**** DATA
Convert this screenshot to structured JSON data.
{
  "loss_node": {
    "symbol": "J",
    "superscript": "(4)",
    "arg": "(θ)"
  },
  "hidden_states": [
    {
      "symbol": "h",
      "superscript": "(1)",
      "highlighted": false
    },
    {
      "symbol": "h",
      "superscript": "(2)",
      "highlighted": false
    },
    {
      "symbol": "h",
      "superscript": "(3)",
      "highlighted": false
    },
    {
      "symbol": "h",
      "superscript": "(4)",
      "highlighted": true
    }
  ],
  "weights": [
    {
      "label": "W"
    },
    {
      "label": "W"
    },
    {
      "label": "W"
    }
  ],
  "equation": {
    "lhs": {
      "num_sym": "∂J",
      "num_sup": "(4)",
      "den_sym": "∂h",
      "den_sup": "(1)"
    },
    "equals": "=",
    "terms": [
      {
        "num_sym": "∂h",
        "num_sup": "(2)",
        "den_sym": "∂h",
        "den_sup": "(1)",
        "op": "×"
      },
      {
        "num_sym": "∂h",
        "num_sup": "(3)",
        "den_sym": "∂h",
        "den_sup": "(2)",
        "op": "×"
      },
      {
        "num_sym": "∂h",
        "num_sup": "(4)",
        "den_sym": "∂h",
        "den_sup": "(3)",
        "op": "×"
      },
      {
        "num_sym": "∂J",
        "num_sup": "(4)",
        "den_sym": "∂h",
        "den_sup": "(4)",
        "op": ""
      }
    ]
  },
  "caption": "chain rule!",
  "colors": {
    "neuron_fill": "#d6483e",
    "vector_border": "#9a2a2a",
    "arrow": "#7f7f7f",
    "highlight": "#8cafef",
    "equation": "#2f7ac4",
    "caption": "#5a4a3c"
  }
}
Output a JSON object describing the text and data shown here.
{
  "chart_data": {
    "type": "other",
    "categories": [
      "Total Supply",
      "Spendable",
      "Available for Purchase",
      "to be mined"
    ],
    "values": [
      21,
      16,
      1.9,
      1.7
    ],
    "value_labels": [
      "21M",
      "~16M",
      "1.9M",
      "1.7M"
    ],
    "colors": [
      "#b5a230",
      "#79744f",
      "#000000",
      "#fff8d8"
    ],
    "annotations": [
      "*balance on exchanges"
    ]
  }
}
********
The line containing "Output a JSON" marks the start; retype it and each line after it through the end of the records above, exactly.

Output a JSON object describing the text and data shown here.
{
  "chart_data": {
    "type": "other",
    "categories": [
      "Total Supply",
      "Spendable",
      "Available for Purchase",
      "to be mined"
    ],
    "values": [
      21,
      16,
      1.9,
      1.7
    ],
    "value_labels": [
      "21M",
      "~16M",
      "1.9M",
      "1.7M"
    ],
    "colors": [
      "#b5a230",
      "#79744f",
      "#000000",
      "#fff8d8"
    ],
    "annotations": [
      "*balance on exchanges"
    ]
  }
}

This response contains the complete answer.